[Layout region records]

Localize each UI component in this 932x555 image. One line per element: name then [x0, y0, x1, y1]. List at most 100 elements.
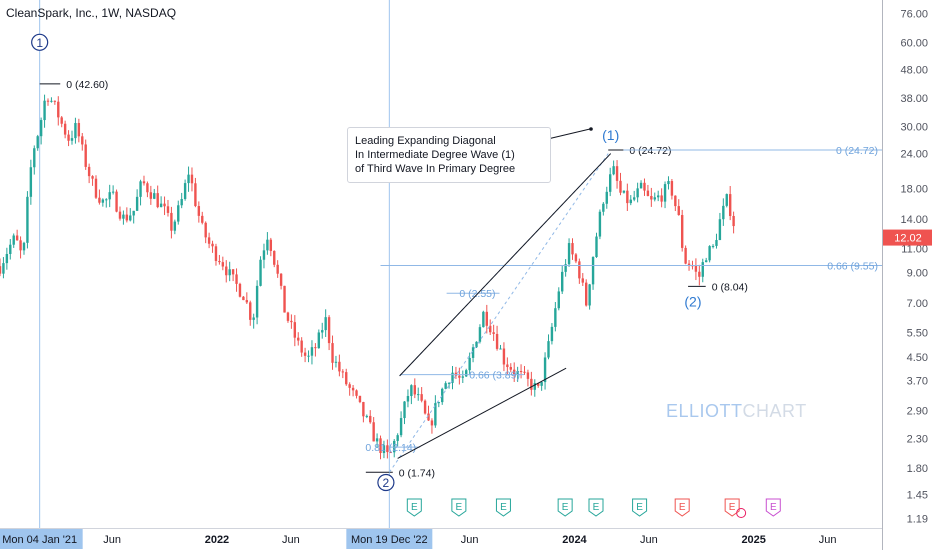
candle: [609, 167, 612, 197]
candle-body: [437, 402, 440, 404]
candle-body: [585, 282, 588, 306]
watermark: ELLIOTTCHART: [666, 401, 807, 422]
price-tick-label: 48.00: [900, 64, 928, 76]
time-tick-label: 2025: [741, 534, 765, 546]
earnings-badge: [451, 498, 467, 517]
candle-body: [159, 203, 163, 208]
candle: [2, 257, 5, 279]
candle: [677, 199, 680, 216]
candle-body: [101, 199, 105, 203]
candle-body: [574, 254, 578, 262]
candle: [519, 364, 523, 379]
candle-body: [255, 285, 259, 318]
candle: [588, 283, 591, 310]
candle-body: [513, 369, 516, 375]
earnings-marker: E: [724, 498, 740, 517]
candle: [43, 94, 46, 128]
candle-body: [447, 382, 451, 384]
candle: [437, 401, 440, 408]
candle-body: [465, 370, 468, 377]
price-level-label: 0 (1.74): [399, 467, 435, 479]
candle: [561, 265, 564, 294]
candle-body: [132, 210, 135, 216]
candle-body: [355, 390, 358, 396]
candle-body: [334, 361, 338, 363]
candle-body: [63, 123, 67, 135]
candle: [0, 258, 2, 277]
candle-body: [276, 264, 279, 274]
annotation-line: of Third Wave In Primary Degree: [355, 163, 516, 175]
candle: [396, 433, 399, 447]
price-tick-label: 2.90: [907, 405, 928, 417]
candle-body: [526, 372, 530, 379]
candle-body: [639, 182, 643, 189]
candle: [201, 211, 204, 225]
candle-body: [283, 285, 286, 313]
candle: [444, 381, 447, 390]
candle-body: [430, 420, 434, 426]
price-tick-label: 60.00: [900, 37, 928, 49]
candle: [166, 199, 170, 217]
candle-body: [57, 101, 60, 118]
wave-label: (1): [602, 127, 619, 143]
candle: [235, 268, 238, 292]
candle: [252, 313, 255, 329]
candle: [605, 186, 608, 209]
candle: [554, 301, 557, 332]
earnings-marker: E: [451, 498, 467, 517]
candle: [19, 236, 22, 259]
earnings-marker: E: [765, 498, 781, 517]
candle-body: [235, 274, 238, 284]
candle: [698, 264, 701, 286]
candle: [461, 370, 464, 383]
wave-label: 1: [31, 33, 49, 51]
earnings-letter: E: [593, 502, 600, 513]
candle-body: [622, 190, 626, 193]
candle-body: [351, 387, 355, 391]
candle: [571, 238, 574, 260]
candle: [111, 185, 115, 195]
price-tick-label: 24.00: [900, 149, 928, 161]
crosshair-date-label: Mon 19 Dec '22: [351, 534, 428, 546]
candle: [122, 210, 125, 225]
candle: [626, 183, 629, 211]
candles: [0, 94, 735, 460]
candle: [94, 175, 98, 200]
candle: [221, 256, 225, 271]
candle-body: [441, 388, 444, 403]
candle-body: [410, 385, 413, 397]
candle: [728, 186, 732, 221]
candle-body: [314, 347, 317, 349]
candle-body: [91, 176, 94, 179]
chart-title: CleanSpark, Inc., 1W, NASDAQ: [6, 6, 177, 20]
candle-body: [502, 348, 506, 365]
candle: [725, 193, 728, 208]
candle: [91, 175, 94, 186]
candle-body: [567, 243, 571, 265]
candle: [502, 342, 506, 372]
price-tick-label: 38.00: [900, 93, 928, 105]
candle-body: [201, 215, 204, 223]
candle-body: [554, 308, 557, 327]
candle: [643, 178, 646, 196]
candle: [358, 395, 362, 404]
candle-body: [273, 250, 276, 265]
annotation-note[interactable]: Leading Expanding Diagonal In Intermedia…: [347, 127, 551, 183]
candle-body: [399, 418, 403, 436]
candle: [321, 322, 324, 339]
candle: [293, 315, 297, 347]
candle: [670, 178, 674, 200]
candle: [207, 232, 211, 249]
candle-body: [427, 413, 430, 421]
candle: [259, 256, 262, 287]
candle: [46, 98, 50, 106]
candle-body: [173, 221, 177, 231]
trend-line: [399, 153, 612, 377]
watermark-part-2: CHART: [742, 401, 807, 421]
candle-body: [626, 190, 629, 204]
candle-body: [591, 257, 595, 285]
candle: [204, 221, 207, 244]
candle: [509, 363, 512, 373]
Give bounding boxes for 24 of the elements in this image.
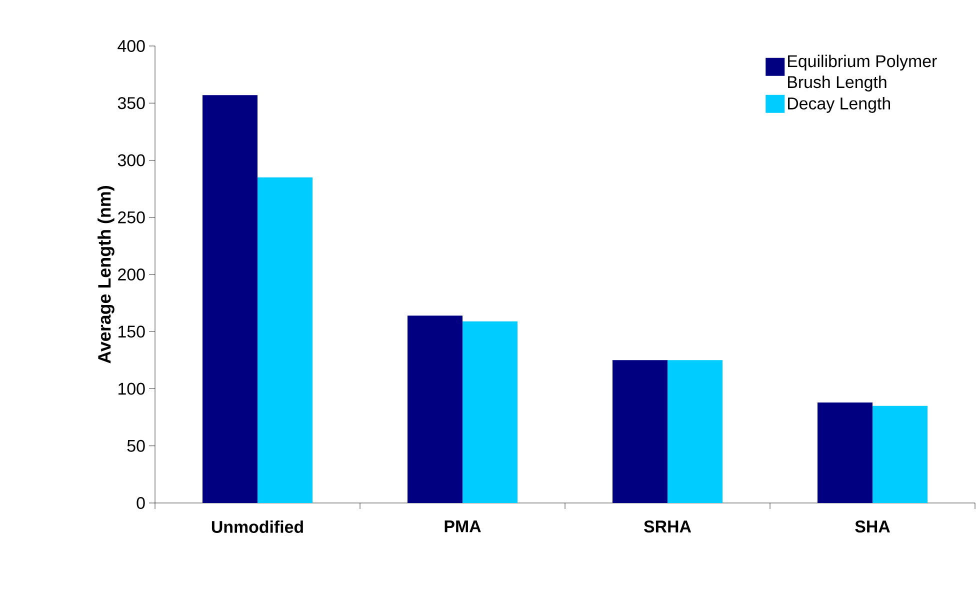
y-tick-label: 200 <box>118 268 145 280</box>
bar <box>612 360 668 503</box>
y-tick-label: 0 <box>136 496 145 509</box>
legend-label: Equilibrium Polymer Brush Length <box>788 54 937 92</box>
y-tick-label: 350 <box>118 97 145 110</box>
y-axis-title: Average Length (nm) <box>98 186 114 364</box>
y-tick-label: 150 <box>118 326 145 338</box>
bar <box>668 360 723 503</box>
x-tick-label: SRHA <box>644 520 692 533</box>
bar <box>258 177 313 503</box>
y-tick-label: 100 <box>118 382 145 395</box>
y-tick-label: 250 <box>118 211 145 224</box>
legend-label: Decay Length <box>788 97 890 113</box>
y-tick-label: 50 <box>127 440 145 452</box>
x-tick-label: PMA <box>444 520 481 532</box>
bar <box>872 406 928 503</box>
x-tick-label: Unmodified <box>212 520 303 533</box>
x-tick-label: SHA <box>855 520 890 533</box>
y-tick-label: 400 <box>118 40 145 52</box>
bar <box>202 95 258 503</box>
bar <box>462 321 518 503</box>
bar <box>408 316 463 503</box>
y-tick-label: 300 <box>118 154 145 166</box>
bar <box>818 402 873 503</box>
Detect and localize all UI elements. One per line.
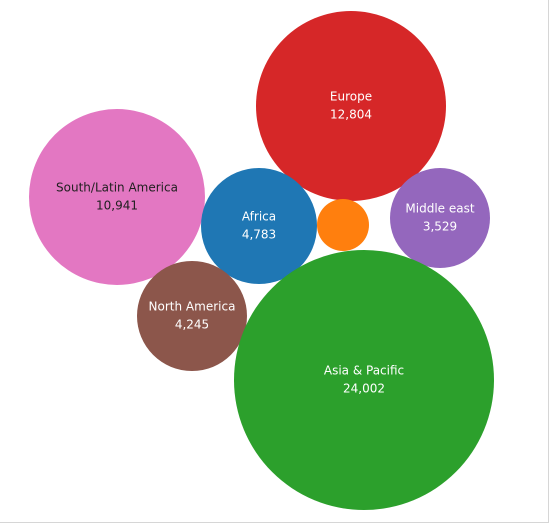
- bubble-middle-east[interactable]: [390, 168, 490, 268]
- bubble-asia-and-pacific[interactable]: [234, 250, 494, 510]
- bubble-unlabeled[interactable]: [317, 199, 369, 251]
- bubble-south-latin-america[interactable]: [29, 109, 205, 285]
- bubble-africa[interactable]: [201, 168, 317, 284]
- bubble-north-america[interactable]: [137, 261, 247, 371]
- bubble-europe[interactable]: [256, 11, 446, 201]
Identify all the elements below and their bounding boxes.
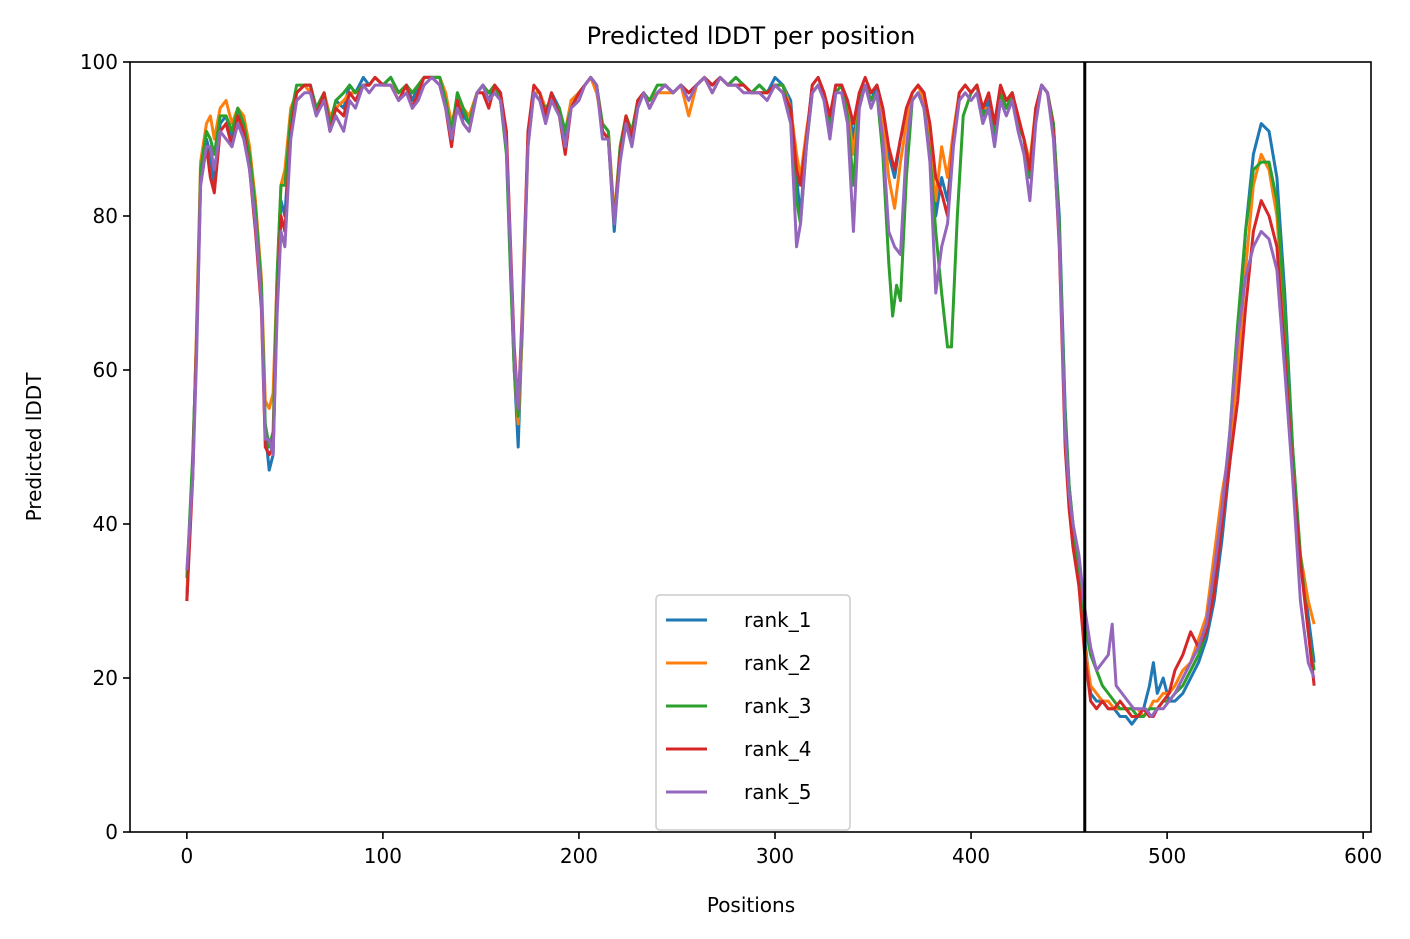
x-tick-label: 400 xyxy=(952,844,990,868)
legend-label-rank_4: rank_4 xyxy=(744,737,811,761)
plot-lines xyxy=(185,75,1316,726)
y-ticks: 0 20 40 60 80 100 xyxy=(80,50,130,844)
legend-label-rank_3: rank_3 xyxy=(744,694,811,718)
legend-box xyxy=(655,594,851,831)
y-tick-label: 20 xyxy=(93,666,118,690)
x-tick-label: 0 xyxy=(180,844,193,868)
x-tick-label: 300 xyxy=(756,844,794,868)
x-ticks: 0 100 200 300 400 500 600 xyxy=(180,832,1382,868)
y-tick-label: 80 xyxy=(93,204,118,228)
legend-label-rank_2: rank_2 xyxy=(744,651,811,675)
series-line-rank_4 xyxy=(185,75,1316,718)
series-line-rank_5 xyxy=(185,75,1316,718)
x-tick-label: 100 xyxy=(364,844,402,868)
y-tick-label: 100 xyxy=(80,50,118,74)
x-axis-title: Positions xyxy=(707,893,795,917)
y-tick-label: 40 xyxy=(93,512,118,536)
y-tick-label: 60 xyxy=(93,358,118,382)
y-axis-title: Predicted lDDT xyxy=(22,372,46,522)
chart-title: Predicted lDDT per position xyxy=(587,22,916,50)
legend-label-rank_1: rank_1 xyxy=(744,608,811,632)
legend-label-rank_5: rank_5 xyxy=(744,780,811,804)
x-tick-label: 600 xyxy=(1344,844,1382,868)
x-tick-label: 500 xyxy=(1148,844,1186,868)
x-tick-label: 200 xyxy=(560,844,598,868)
plot-frame xyxy=(129,61,1372,833)
y-tick-label: 0 xyxy=(105,820,118,844)
legend: rank_1 rank_2 rank_3 rank_4 rank_5 xyxy=(655,594,851,831)
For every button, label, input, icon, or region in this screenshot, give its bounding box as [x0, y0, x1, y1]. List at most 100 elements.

*INSTRUCTIONS FOR THE TASK*
Rewrite the lines above, from the line containing "y-tick-label: 200 <box>118 268 145 280</box>" up to and including the line containing "y-axis-title: Average Length", as a Markdown table with the columns Row and Line. Number each row and leave out any blank lines.

*EXERCISE RESPONSE*
| Row | Line |
|---|---|
| 1 | y-tick-label: 200 <box>118 268 145 280</box> |
| 2 | bar <box>612 360 668 503</box> |
| 3 | y-tick-label: 0 <box>136 496 145 509</box> |
| 4 | legend-label: Equilibrium Polymer Brush Length <box>788 54 937 92</box> |
| 5 | y-tick-label: 350 <box>118 97 145 110</box> |
| 6 | y-axis-title: Average Length (nm) <box>98 186 114 364</box> |